**Exercise aim**
Write out the whole listing word for word.

·····

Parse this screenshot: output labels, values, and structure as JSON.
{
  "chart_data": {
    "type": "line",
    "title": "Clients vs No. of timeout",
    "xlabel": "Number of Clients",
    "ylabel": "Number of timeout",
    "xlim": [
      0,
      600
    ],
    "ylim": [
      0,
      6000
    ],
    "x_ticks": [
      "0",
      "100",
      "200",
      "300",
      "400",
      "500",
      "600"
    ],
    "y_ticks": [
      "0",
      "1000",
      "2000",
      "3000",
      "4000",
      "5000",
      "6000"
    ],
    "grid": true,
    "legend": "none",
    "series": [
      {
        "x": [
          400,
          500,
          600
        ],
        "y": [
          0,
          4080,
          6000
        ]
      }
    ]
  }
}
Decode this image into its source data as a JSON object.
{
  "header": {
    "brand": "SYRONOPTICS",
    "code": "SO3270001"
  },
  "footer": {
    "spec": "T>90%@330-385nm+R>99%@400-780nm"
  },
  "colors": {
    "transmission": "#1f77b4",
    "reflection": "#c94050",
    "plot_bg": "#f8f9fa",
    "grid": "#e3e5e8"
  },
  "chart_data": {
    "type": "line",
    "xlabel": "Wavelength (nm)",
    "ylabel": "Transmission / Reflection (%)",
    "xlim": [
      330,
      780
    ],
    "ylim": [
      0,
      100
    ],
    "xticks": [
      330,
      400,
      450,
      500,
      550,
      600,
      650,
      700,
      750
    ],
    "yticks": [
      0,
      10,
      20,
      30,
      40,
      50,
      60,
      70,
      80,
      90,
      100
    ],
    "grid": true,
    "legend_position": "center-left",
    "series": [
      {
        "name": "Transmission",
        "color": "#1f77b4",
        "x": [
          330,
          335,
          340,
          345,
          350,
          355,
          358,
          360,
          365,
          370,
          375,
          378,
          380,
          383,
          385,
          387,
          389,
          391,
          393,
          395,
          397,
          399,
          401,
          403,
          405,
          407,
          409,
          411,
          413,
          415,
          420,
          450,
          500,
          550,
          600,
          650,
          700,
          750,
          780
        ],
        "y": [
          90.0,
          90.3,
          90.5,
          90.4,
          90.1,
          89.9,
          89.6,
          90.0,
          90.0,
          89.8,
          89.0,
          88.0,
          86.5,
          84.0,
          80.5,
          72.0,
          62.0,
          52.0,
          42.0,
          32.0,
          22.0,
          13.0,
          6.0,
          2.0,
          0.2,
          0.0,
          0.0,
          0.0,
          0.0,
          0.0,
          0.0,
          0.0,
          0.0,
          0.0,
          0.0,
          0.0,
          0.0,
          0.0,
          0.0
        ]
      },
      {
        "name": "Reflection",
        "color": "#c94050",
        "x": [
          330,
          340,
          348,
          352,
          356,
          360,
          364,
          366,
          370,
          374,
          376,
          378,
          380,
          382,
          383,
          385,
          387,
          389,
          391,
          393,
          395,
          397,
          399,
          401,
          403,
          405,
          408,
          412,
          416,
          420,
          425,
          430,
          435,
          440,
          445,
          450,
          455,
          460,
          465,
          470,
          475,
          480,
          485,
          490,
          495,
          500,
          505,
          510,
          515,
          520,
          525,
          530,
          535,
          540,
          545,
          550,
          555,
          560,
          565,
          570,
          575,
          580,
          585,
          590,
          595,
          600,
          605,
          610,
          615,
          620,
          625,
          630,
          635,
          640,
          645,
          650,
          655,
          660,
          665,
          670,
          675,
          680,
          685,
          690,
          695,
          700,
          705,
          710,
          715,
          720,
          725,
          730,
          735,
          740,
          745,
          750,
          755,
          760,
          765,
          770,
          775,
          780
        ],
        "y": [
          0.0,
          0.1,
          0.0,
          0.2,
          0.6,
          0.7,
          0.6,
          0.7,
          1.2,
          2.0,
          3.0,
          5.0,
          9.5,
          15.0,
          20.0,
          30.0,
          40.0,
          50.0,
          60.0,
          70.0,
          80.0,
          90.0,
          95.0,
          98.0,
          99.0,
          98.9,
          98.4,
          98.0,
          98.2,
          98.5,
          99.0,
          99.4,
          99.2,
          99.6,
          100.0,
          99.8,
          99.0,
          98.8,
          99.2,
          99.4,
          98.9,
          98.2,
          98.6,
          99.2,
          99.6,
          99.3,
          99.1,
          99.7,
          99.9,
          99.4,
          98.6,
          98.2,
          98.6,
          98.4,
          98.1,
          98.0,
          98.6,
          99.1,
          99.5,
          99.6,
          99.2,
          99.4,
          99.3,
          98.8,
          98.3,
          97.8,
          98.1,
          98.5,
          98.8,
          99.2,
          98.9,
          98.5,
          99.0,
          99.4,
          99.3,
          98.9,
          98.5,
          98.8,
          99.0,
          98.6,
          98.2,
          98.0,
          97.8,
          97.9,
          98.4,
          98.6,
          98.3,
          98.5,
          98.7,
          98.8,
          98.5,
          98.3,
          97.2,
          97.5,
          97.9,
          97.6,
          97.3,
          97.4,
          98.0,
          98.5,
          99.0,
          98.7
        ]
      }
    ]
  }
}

·····

**Solution to the problem**
Parse this screenshot: output labels, values, and structure as JSON.
{
  "chart_data": {
    "type": "line",
    "title": "Clients vs No. of timeout",
    "xlabel": "Number of Clients",
    "ylabel": "Number of timeout",
    "xlim": [
      0,
      600
    ],
    "ylim": [
      0,
      6000
    ],
    "x_ticks": [
      "0",
      "100",
      "200",
      "300",
      "400",
      "500",
      "600"
    ],
    "y_ticks": [
      "0",
      "1000",
      "2000",
      "3000",
      "4000",
      "5000",
      "6000"
    ],
    "grid": true,
    "legend": "none",
    "series": [
      {
        "x": [
          400,
          500,
          600
        ],
        "y": [
          0,
          4080,
          6000
        ]
      }
    ]
  }
}
Decode this image into its source data as a JSON object.
{
  "header": {
    "brand": "SYRONOPTICS",
    "code": "SO3270001"
  },
  "footer": {
    "spec": "T>90%@330-385nm+R>99%@400-780nm"
  },
  "colors": {
    "transmission": "#1f77b4",
    "reflection": "#c94050",
    "plot_bg": "#f8f9fa",
    "grid": "#e3e5e8"
  },
  "chart_data": {
    "type": "line",
    "xlabel": "Wavelength (nm)",
    "ylabel": "Transmission / Reflection (%)",
    "xlim": [
      330,
      780
    ],
    "ylim": [
      0,
      100
    ],
    "xticks": [
      330,
      400,
      450,
      500,
      550,
      600,
      650,
      700,
      750
    ],
    "yticks": [
      0,
      10,
      20,
      30,
      40,
      50,
      60,
      70,
      80,
      90,
      100
    ],
    "grid": true,
    "legend_position": "center-left",
    "series": [
      {
        "name": "Transmission",
        "color": "#1f77b4",
        "x": [
          330,
          335,
          340,
          345,
          350,
          355,
          358,
          360,
          365,
          370,
          375,
          378,
          380,
          383,
          385,
          387,
          389,
          391,
          393,
          395,
          397,
          399,
          401,
          403,
          405,
          407,
          409,
          411,
          413,
          415,
          420,
          450,
          500,
          550,
          600,
          650,
          700,
          750,
          780
        ],
        "y": [
          90.0,
          90.3,
          90.5,
          90.4,
          90.1,
          89.9,
          89.6,
          90.0,
          90.0,
          89.8,
          89.0,
          88.0,
          86.5,
          84.0,
          80.5,
          72.0,
          62.0,
          52.0,
          42.0,
          32.0,
          22.0,
          13.0,
          6.0,
          2.0,
          0.2,
          0.0,
          0.0,
          0.0,
          0.0,
          0.0,
          0.0,
          0.0,
          0.0,
          0.0,
          0.0,
          0.0,
          0.0,
          0.0,
          0.0
        ]
      },
      {
        "name": "Reflection",
        "color": "#c94050",
        "x": [
          330,
          340,
          348,
          352,
          356,
          360,
          364,
          366,
          370,
          374,
          376,
          378,
          380,
          382,
          383,
          385,
          387,
          389,
          391,
          393,
          395,
          397,
          399,
          401,
          403,
          405,
          408,
          412,
          416,
          420,
          425,
          430,
          435,
          440,
          445,
          450,
          455,
          460,
          465,
          470,
          475,
          480,
          485,
          490,
          495,
          500,
          505,
          510,
          515,
          520,
          525,
          530,
          535,
          540,
          545,
          550,
          555,
          560,
          565,
          570,
          575,
          580,
          585,
          590,
          595,
          600,
          605,
          610,
          615,
          620,
          625,
          630,
          635,
          640,
          645,
          650,
          655,
          660,
          665,
          670,
          675,
          680,
          685,
          690,
          695,
          700,
          705,
          710,
          715,
          720,
          725,
          730,
          735,
          740,
          745,
          750,
          755,
          760,
          765,
          770,
          775,
          780
        ],
        "y": [
          0.0,
          0.1,
          0.0,
          0.2,
          0.6,
          0.7,
          0.6,
          0.7,
          1.2,
          2.0,
          3.0,
          5.0,
          9.5,
          15.0,
          20.0,
          30.0,
          40.0,
          50.0,
          60.0,
          70.0,
          80.0,
          90.0,
          95.0,
          98.0,
          99.0,
          98.9,
          98.4,
          98.0,
          98.2,
          98.5,
          99.0,
          99.4,
          99.2,
          99.6,
          100.0,
          99.8,
          99.0,
          98.8,
          99.2,
          99.4,
          98.9,
          98.2,
          98.6,
          99.2,
          99.6,
          99.3,
          99.1,
          99.7,
          99.9,
          99.4,
          98.6,
          98.2,
          98.6,
          98.4,
          98.1,
          98.0,
          98.6,
          99.1,
          99.5,
          99.6,
          99.2,
          99.4,
          99.3,
          98.8,
          98.3,
          97.8,
          98.1,
          98.5,
          98.8,
          99.2,
          98.9,
          98.5,
          99.0,
          99.4,
          99.3,
          98.9,
          98.5,
          98.8,
          99.0,
          98.6,
          98.2,
          98.0,
          97.8,
          97.9,
          98.4,
          98.6,
          98.3,
          98.5,
          98.7,
          98.8,
          98.5,
          98.3,
          97.2,
          97.5,
          97.9,
          97.6,
          97.3,
          97.4,
          98.0,
          98.5,
          99.0,
          98.7
        ]
      }
    ]
  }
}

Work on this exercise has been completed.